_Textabschnitt_:
Das Kreuzberger “Myfest“ zog Tausende Besucher an. Anwohner gründeten 2003 das Straßenfest, um ein Zeichen gegen die Maikrawalle zu setzen.

Berlin. Nudelsalat trifft Köfte trifft Frühlingsrolle: Das traditionelle Kreuzberger «Myfest» am 1. Mai-Feiertag ist auch in seinem zehnten Jahr wieder Magnet für mehrere tausend Besucher in Berlin. Am Nachmittag sind es Polizeiangaben zufolge bereits rund 22.000. Familien, Punks, Jugendliche und Touristen flanieren bei bestem Maiwetter zwischen Oranien-, Mariannenplatz und Kottbusser Tor, viele tanzen ausgelassen. Anwohner gründeten 2003 das Straßenfest, um damit ein Zeichen gegen die Maikrawalle in dem Kiez zu setzen.

Durch die Straßen dringt laute Musik von 19 Bühnen. Anwohner und Geschäfte bieten internationale Speisen an, Kinder halten bunte Luftballons in den Händen oder fahren mit ihren Rädern durch einen Parcours. Viele Nachbarn plaudern miteinander vor der Haustür.

Gespeicherte Daten:
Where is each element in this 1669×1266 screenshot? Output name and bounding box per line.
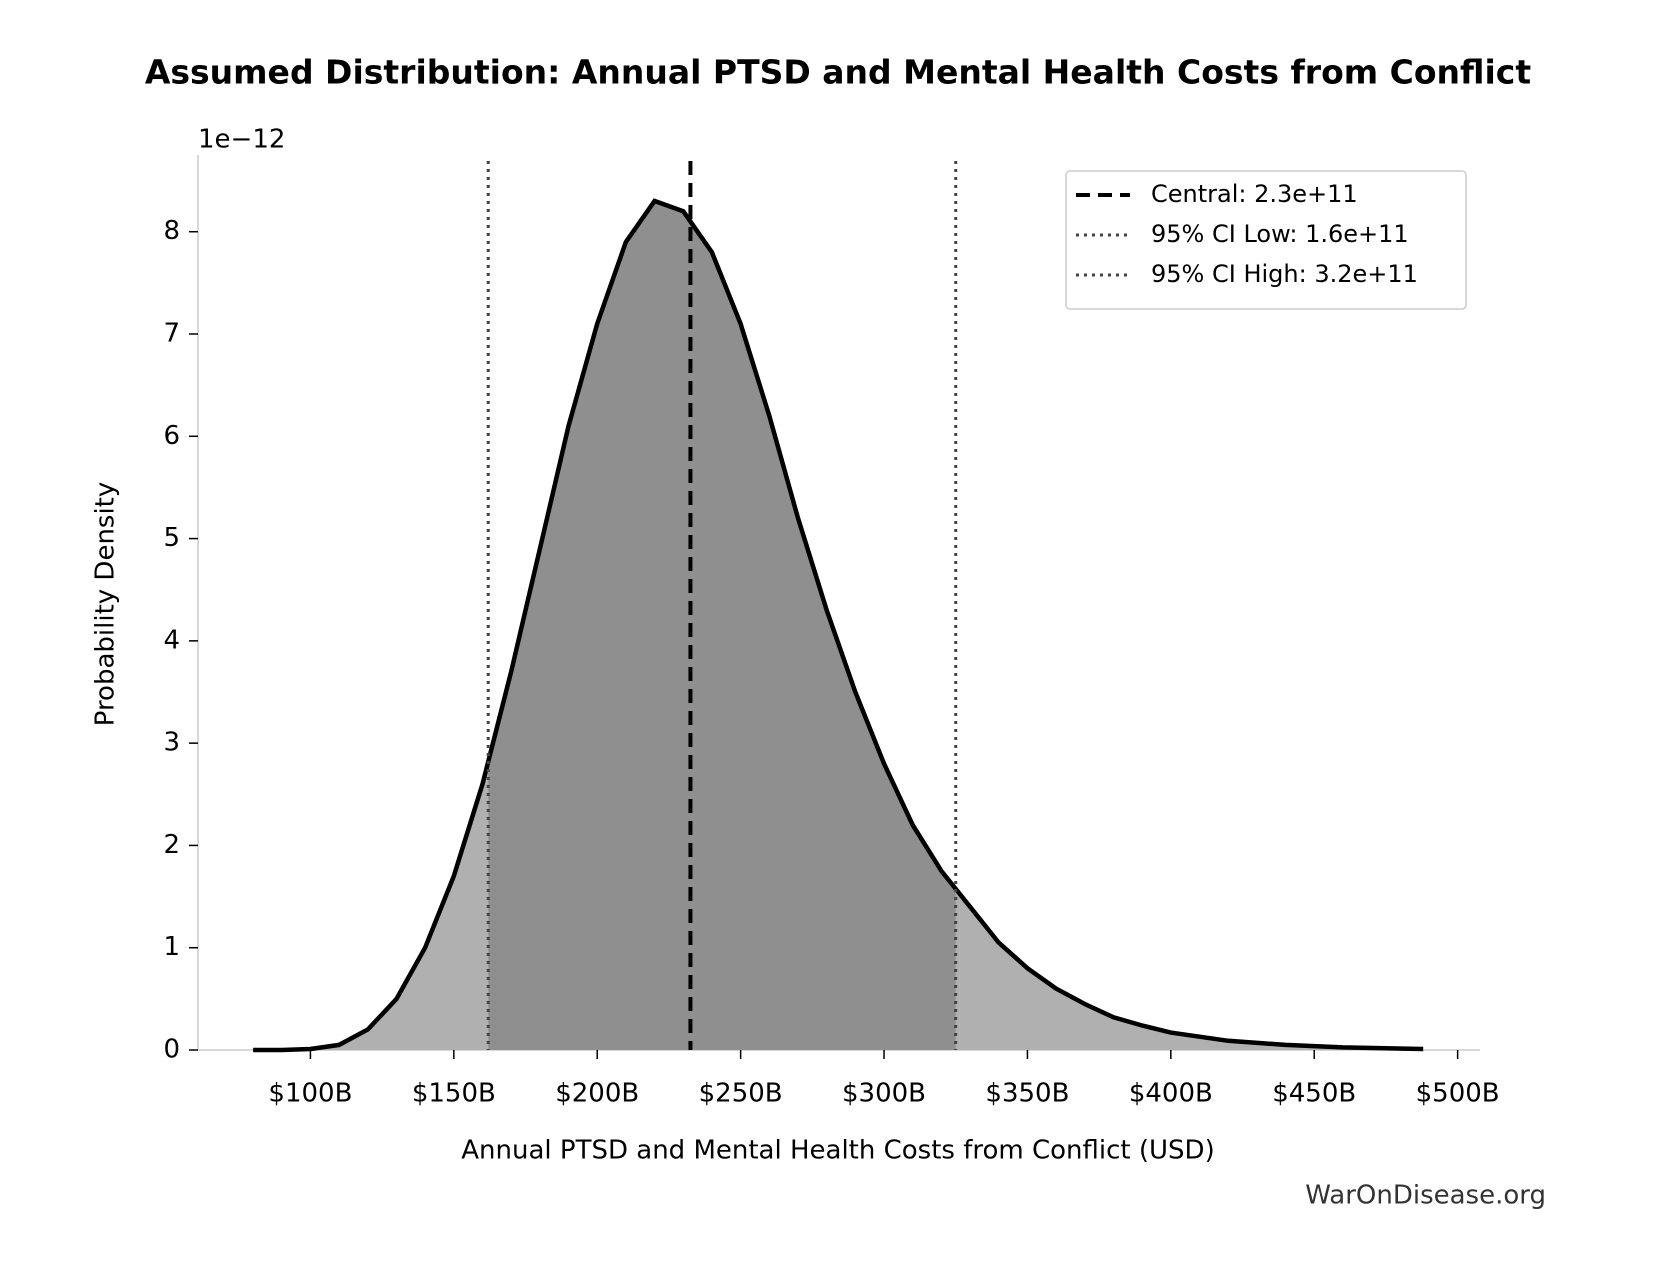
ci-area-fill [488,201,956,1050]
y-axis-label: Probability Density [91,482,121,727]
x-tick-label: $250B [699,1079,783,1109]
x-tick-label: $450B [1272,1079,1356,1109]
y-tick-label: 4 [163,625,180,655]
x-tick-label: $150B [412,1079,496,1109]
x-tick-label: $200B [555,1079,639,1109]
y-tick-label: 3 [163,728,180,758]
x-tick-label: $300B [842,1079,926,1109]
x-tick-label: $350B [985,1079,1069,1109]
y-tick-label: 0 [163,1035,180,1065]
legend-box [1065,170,1467,310]
y-tick-label: 7 [163,319,180,349]
x-tick-label: $400B [1129,1079,1213,1109]
density-line [253,198,1424,1053]
y-tick-label: 6 [163,421,180,451]
legend-label: 95% CI High: 3.2e+11 [1151,260,1418,288]
watermark: WarOnDisease.org [1305,1181,1546,1211]
x-tick-label: $100B [268,1079,352,1109]
chart-title: Assumed Distribution: Annual PTSD and Me… [145,53,1531,92]
y-tick-label: 8 [163,216,180,246]
y-tick-label: 2 [163,830,180,860]
legend-label: Central: 2.3e+11 [1151,180,1358,208]
legend-label: 95% CI Low: 1.6e+11 [1151,220,1409,248]
x-axis-label: Annual PTSD and Mental Health Costs from… [461,1136,1214,1166]
y-offset-label: 1e−12 [198,125,285,155]
x-tick-label: $500B [1416,1079,1500,1109]
y-tick-label: 1 [163,932,180,962]
y-tick-label: 5 [163,523,180,553]
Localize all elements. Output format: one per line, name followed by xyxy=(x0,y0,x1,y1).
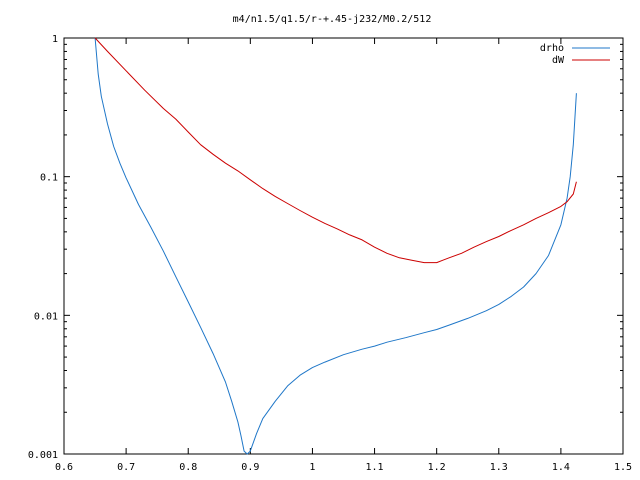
chart-title: m4/n1.5/q1.5/r-+.45-j232/M0.2/512 xyxy=(233,14,432,25)
legend-label-dw: dW xyxy=(552,55,565,66)
x-tick-label: 0.6 xyxy=(55,462,73,473)
series-line-drho xyxy=(94,37,577,455)
x-tick-label: 1 xyxy=(309,462,315,473)
x-tick-label: 1.4 xyxy=(552,462,570,473)
legend-label-drho: drho xyxy=(540,43,564,54)
x-tick-label: 1.3 xyxy=(490,462,508,473)
y-tick-label: 1 xyxy=(52,34,58,45)
y-tick-label: 0.01 xyxy=(34,311,58,322)
series-line-dw xyxy=(94,37,577,264)
axes: 0.6 0.7 0.8 0.9 1 1.1 1.2 1.3 1.4 1.5 1 0.1 0.01 0.00… xyxy=(28,34,632,473)
y-tick-label: 0.1 xyxy=(40,173,58,184)
series-layer xyxy=(94,37,577,455)
x-tick-label: 0.9 xyxy=(241,462,259,473)
plot-frame xyxy=(63,37,624,455)
y-tick-label: 0.001 xyxy=(28,450,58,461)
x-tick-label: 0.8 xyxy=(179,462,197,473)
x-tick-label: 0.7 xyxy=(117,462,135,473)
x-tick-label: 1.1 xyxy=(366,462,384,473)
x-tick-label: 1.5 xyxy=(614,462,632,473)
x-tick-label: 1.2 xyxy=(428,462,446,473)
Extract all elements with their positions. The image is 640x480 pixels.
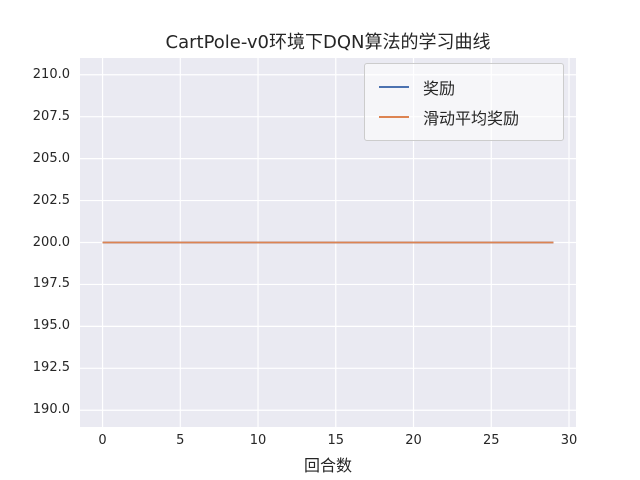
- y-tick-label: 190.0: [32, 402, 70, 418]
- x-tick-label: 15: [327, 433, 345, 448]
- x-tick-label: 0: [98, 433, 107, 448]
- y-tick-label: 192.5: [32, 360, 70, 376]
- y-tick-label: 205.0: [32, 150, 70, 166]
- legend-label-moving-average-reward: 滑动平均奖励: [423, 109, 520, 128]
- legend-label-reward: 奖励: [423, 79, 456, 98]
- y-tick-label: 202.5: [32, 192, 70, 208]
- legend-entry-moving-average-reward: 滑动平均奖励: [365, 102, 563, 132]
- x-tick-label: 10: [249, 433, 267, 448]
- legend-entry-reward: 奖励: [365, 72, 563, 102]
- reward-line-swatch: [379, 86, 409, 88]
- x-tick-label: 30: [560, 433, 578, 448]
- y-tick-label: 195.0: [32, 318, 70, 334]
- x-tick-label: 25: [482, 433, 500, 448]
- y-tick-label: 200.0: [32, 234, 70, 250]
- chart-title: CartPole-v0环境下DQN算法的学习曲线: [165, 32, 491, 53]
- moving-average-reward-line-swatch: [379, 116, 409, 118]
- legend: 奖励 滑动平均奖励: [364, 63, 564, 141]
- x-axis-label: 回合数: [303, 456, 352, 475]
- x-tick-label: 20: [405, 433, 422, 448]
- y-tick-label: 210.0: [32, 66, 70, 82]
- y-tick-label: 207.5: [32, 108, 70, 124]
- y-tick-label: 197.5: [32, 276, 70, 292]
- x-tick-label: 5: [176, 433, 185, 448]
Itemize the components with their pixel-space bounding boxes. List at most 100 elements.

_Arbeitsanweisungen_:
1. Gib aus dem Text über das Myfest den Abschnitt von "Durch die Straßen" bis einschließlich "vor der Haustür." Wort für Wort wieder.
2. Von wie vielen Bühnen kommt laut dem Text über das Myfest die laute Musik?

_Antworten je Aufgabe_:
1.
Durch die Straßen dringt laute Musik von 19 Bühnen. Anwohner und Geschäfte bieten internationale Speisen an, Kinder halten bunte Luftballons in den Händen oder fahren mit ihren Rädern durch einen Parcours. Viele Nachbarn plaudern miteinander vor der Haustür.

2. Von 19 Bühnen.